>>>>

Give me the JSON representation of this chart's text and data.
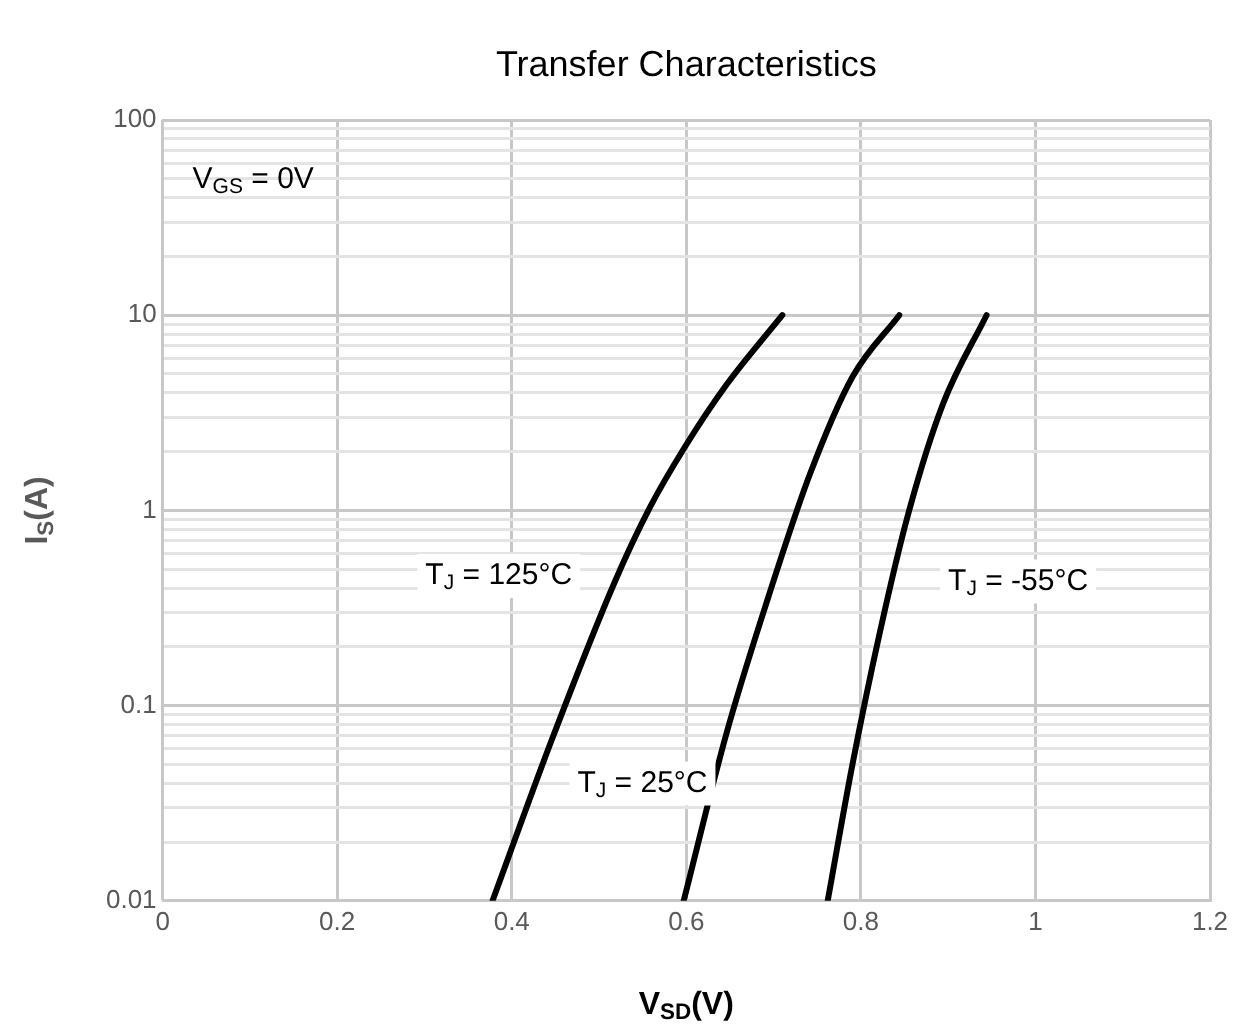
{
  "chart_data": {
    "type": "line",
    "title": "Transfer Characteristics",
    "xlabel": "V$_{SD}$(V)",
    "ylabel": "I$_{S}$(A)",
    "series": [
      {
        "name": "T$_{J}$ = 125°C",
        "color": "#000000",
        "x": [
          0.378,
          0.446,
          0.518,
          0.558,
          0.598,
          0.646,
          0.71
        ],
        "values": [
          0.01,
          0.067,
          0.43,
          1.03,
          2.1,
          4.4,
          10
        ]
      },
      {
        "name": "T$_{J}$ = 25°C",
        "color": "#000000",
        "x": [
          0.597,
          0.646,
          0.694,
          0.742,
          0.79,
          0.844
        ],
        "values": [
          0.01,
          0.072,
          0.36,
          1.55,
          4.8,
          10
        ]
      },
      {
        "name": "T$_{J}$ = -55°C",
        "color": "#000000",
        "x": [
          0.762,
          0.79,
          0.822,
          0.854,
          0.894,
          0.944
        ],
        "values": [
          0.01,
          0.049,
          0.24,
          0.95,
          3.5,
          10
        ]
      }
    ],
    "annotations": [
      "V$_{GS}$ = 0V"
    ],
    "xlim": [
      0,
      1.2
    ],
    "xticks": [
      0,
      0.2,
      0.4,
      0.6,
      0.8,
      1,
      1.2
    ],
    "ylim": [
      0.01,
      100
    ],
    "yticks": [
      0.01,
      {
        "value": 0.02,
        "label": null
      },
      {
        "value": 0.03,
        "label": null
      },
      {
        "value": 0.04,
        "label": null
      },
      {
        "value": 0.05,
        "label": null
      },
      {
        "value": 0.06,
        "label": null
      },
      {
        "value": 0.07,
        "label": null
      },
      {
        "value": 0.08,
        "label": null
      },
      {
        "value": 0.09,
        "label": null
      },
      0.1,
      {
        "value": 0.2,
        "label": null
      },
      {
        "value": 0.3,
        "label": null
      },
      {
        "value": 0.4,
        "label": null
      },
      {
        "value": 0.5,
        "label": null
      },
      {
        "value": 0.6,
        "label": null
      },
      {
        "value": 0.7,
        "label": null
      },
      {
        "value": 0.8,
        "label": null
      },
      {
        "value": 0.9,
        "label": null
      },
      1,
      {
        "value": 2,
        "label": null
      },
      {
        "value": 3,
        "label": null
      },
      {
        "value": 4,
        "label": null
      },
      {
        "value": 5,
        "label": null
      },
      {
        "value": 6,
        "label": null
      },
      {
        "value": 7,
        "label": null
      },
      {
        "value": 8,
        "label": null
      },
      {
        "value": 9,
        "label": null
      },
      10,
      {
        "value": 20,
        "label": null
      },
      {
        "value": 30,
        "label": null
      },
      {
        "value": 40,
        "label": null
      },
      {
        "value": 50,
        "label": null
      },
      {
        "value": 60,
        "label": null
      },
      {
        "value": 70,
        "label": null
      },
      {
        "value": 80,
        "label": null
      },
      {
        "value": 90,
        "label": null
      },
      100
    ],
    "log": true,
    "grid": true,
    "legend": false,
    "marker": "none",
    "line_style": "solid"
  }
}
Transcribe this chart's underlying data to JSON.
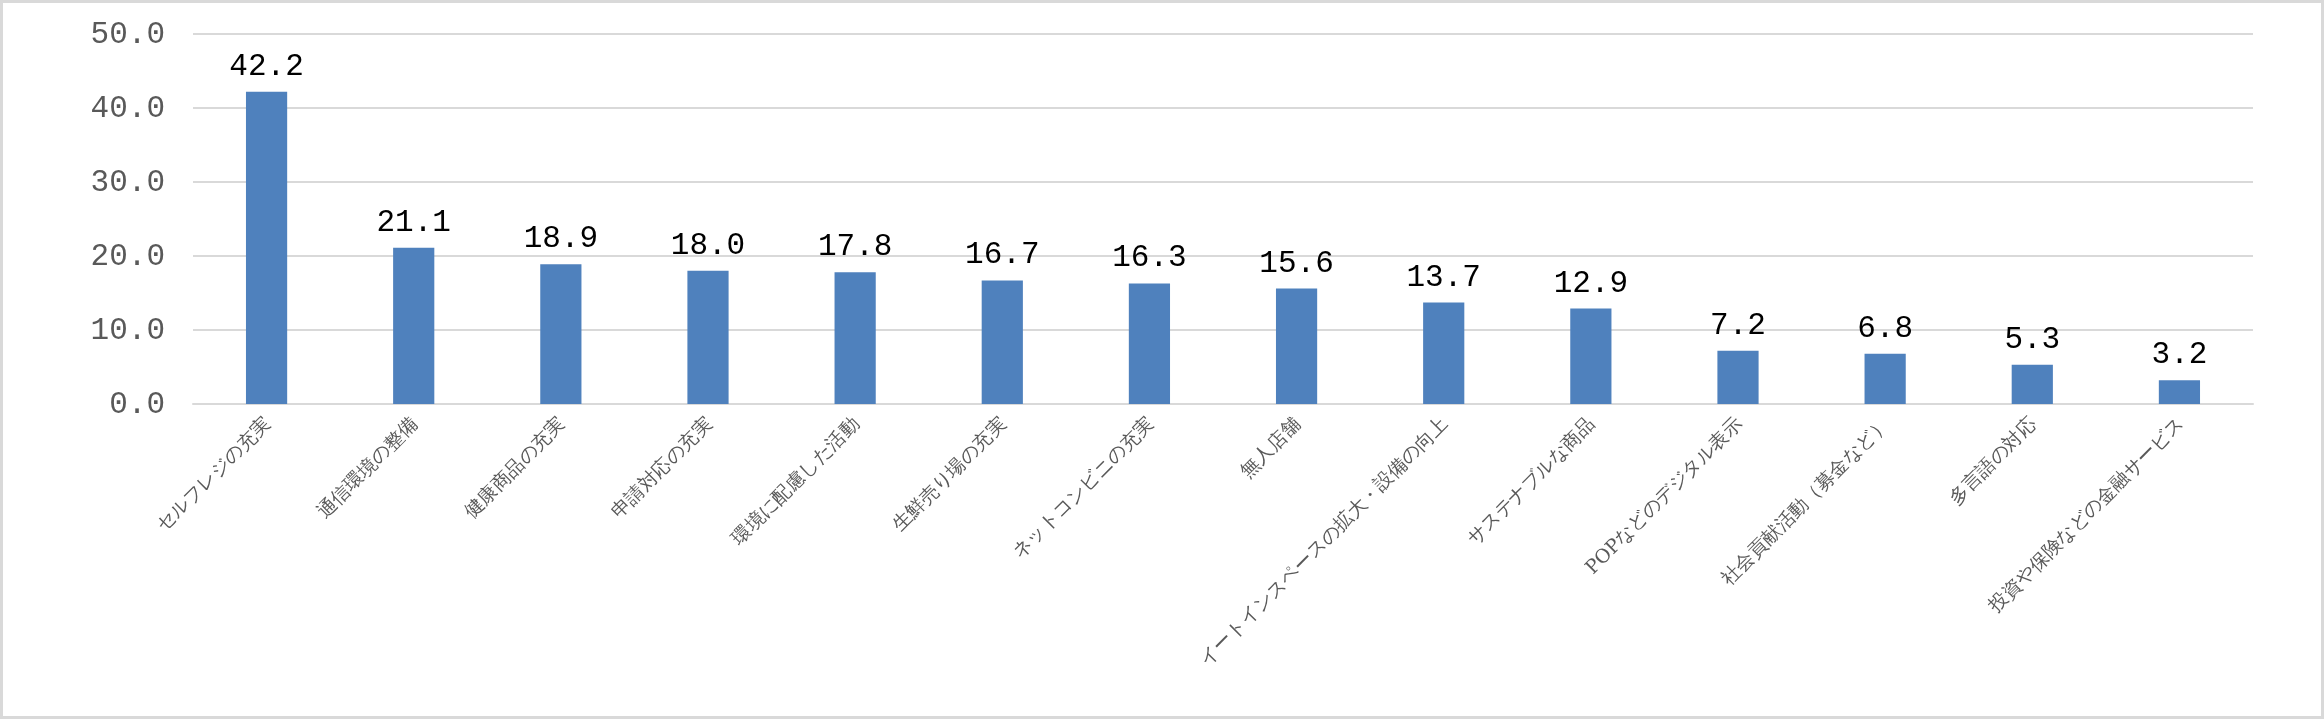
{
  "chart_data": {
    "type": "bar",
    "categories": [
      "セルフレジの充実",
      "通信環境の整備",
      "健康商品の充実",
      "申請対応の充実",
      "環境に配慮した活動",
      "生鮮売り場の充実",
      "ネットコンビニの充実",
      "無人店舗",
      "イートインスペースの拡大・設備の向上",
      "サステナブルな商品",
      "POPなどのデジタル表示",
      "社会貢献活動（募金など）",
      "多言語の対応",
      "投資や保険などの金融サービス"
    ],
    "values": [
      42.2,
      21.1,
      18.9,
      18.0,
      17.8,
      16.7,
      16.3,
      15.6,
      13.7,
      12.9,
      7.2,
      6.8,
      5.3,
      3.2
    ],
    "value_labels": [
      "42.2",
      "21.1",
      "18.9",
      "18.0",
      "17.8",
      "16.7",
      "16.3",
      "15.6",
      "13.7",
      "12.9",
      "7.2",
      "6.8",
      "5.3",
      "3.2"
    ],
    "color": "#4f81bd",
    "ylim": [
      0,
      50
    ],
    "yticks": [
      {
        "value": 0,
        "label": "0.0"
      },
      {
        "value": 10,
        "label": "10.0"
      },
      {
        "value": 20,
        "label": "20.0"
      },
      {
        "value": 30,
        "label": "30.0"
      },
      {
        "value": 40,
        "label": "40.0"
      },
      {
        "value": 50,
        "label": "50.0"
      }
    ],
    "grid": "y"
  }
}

<<<<

**WHAT IS REQUIRED:** Copy all the lines of data exactly as they appear, dropping any images.

**RESPONSE:**
Give me the JSON representation of this chart's text and data.
{
  "chart_data": {
    "type": "line",
    "title": "Transfer Characteristics",
    "xlabel": "V$_{SD}$(V)",
    "ylabel": "I$_{S}$(A)",
    "series": [
      {
        "name": "T$_{J}$ = 125°C",
        "color": "#000000",
        "x": [
          0.378,
          0.446,
          0.518,
          0.558,
          0.598,
          0.646,
          0.71
        ],
        "values": [
          0.01,
          0.067,
          0.43,
          1.03,
          2.1,
          4.4,
          10
        ]
      },
      {
        "name": "T$_{J}$ = 25°C",
        "color": "#000000",
        "x": [
          0.597,
          0.646,
          0.694,
          0.742,
          0.79,
          0.844
        ],
        "values": [
          0.01,
          0.072,
          0.36,
          1.55,
          4.8,
          10
        ]
      },
      {
        "name": "T$_{J}$ = -55°C",
        "color": "#000000",
        "x": [
          0.762,
          0.79,
          0.822,
          0.854,
          0.894,
          0.944
        ],
        "values": [
          0.01,
          0.049,
          0.24,
          0.95,
          3.5,
          10
        ]
      }
    ],
    "annotations": [
      "V$_{GS}$ = 0V"
    ],
    "xlim": [
      0,
      1.2
    ],
    "xticks": [
      0,
      0.2,
      0.4,
      0.6,
      0.8,
      1,
      1.2
    ],
    "ylim": [
      0.01,
      100
    ],
    "yticks": [
      0.01,
      {
        "value": 0.02,
        "label": null
      },
      {
        "value": 0.03,
        "label": null
      },
      {
        "value": 0.04,
        "label": null
      },
      {
        "value": 0.05,
        "label": null
      },
      {
        "value": 0.06,
        "label": null
      },
      {
        "value": 0.07,
        "label": null
      },
      {
        "value": 0.08,
        "label": null
      },
      {
        "value": 0.09,
        "label": null
      },
      0.1,
      {
        "value": 0.2,
        "label": null
      },
      {
        "value": 0.3,
        "label": null
      },
      {
        "value": 0.4,
        "label": null
      },
      {
        "value": 0.5,
        "label": null
      },
      {
        "value": 0.6,
        "label": null
      },
      {
        "value": 0.7,
        "label": null
      },
      {
        "value": 0.8,
        "label": null
      },
      {
        "value": 0.9,
        "label": null
      },
      1,
      {
        "value": 2,
        "label": null
      },
      {
        "value": 3,
        "label": null
      },
      {
        "value": 4,
        "label": null
      },
      {
        "value": 5,
        "label": null
      },
      {
        "value": 6,
        "label": null
      },
      {
        "value": 7,
        "label": null
      },
      {
        "value": 8,
        "label": null
      },
      {
        "value": 9,
        "label": null
      },
      10,
      {
        "value": 20,
        "label": null
      },
      {
        "value": 30,
        "label": null
      },
      {
        "value": 40,
        "label": null
      },
      {
        "value": 50,
        "label": null
      },
      {
        "value": 60,
        "label": null
      },
      {
        "value": 70,
        "label": null
      },
      {
        "value": 80,
        "label": null
      },
      {
        "value": 90,
        "label": null
      },
      100
    ],
    "log": true,
    "grid": true,
    "legend": false,
    "marker": "none",
    "line_style": "solid"
  }
}
Transcribe this chart's underlying data to JSON.
{
  "chart_data": {
    "type": "bar",
    "categories": [
      "セルフレジの充実",
      "通信環境の整備",
      "健康商品の充実",
      "申請対応の充実",
      "環境に配慮した活動",
      "生鮮売り場の充実",
      "ネットコンビニの充実",
      "無人店舗",
      "イートインスペースの拡大・設備の向上",
      "サステナブルな商品",
      "POPなどのデジタル表示",
      "社会貢献活動（募金など）",
      "多言語の対応",
      "投資や保険などの金融サービス"
    ],
    "values": [
      42.2,
      21.1,
      18.9,
      18.0,
      17.8,
      16.7,
      16.3,
      15.6,
      13.7,
      12.9,
      7.2,
      6.8,
      5.3,
      3.2
    ],
    "value_labels": [
      "42.2",
      "21.1",
      "18.9",
      "18.0",
      "17.8",
      "16.7",
      "16.3",
      "15.6",
      "13.7",
      "12.9",
      "7.2",
      "6.8",
      "5.3",
      "3.2"
    ],
    "color": "#4f81bd",
    "ylim": [
      0,
      50
    ],
    "yticks": [
      {
        "value": 0,
        "label": "0.0"
      },
      {
        "value": 10,
        "label": "10.0"
      },
      {
        "value": 20,
        "label": "20.0"
      },
      {
        "value": 30,
        "label": "30.0"
      },
      {
        "value": 40,
        "label": "40.0"
      },
      {
        "value": 50,
        "label": "50.0"
      }
    ],
    "grid": "y"
  }
}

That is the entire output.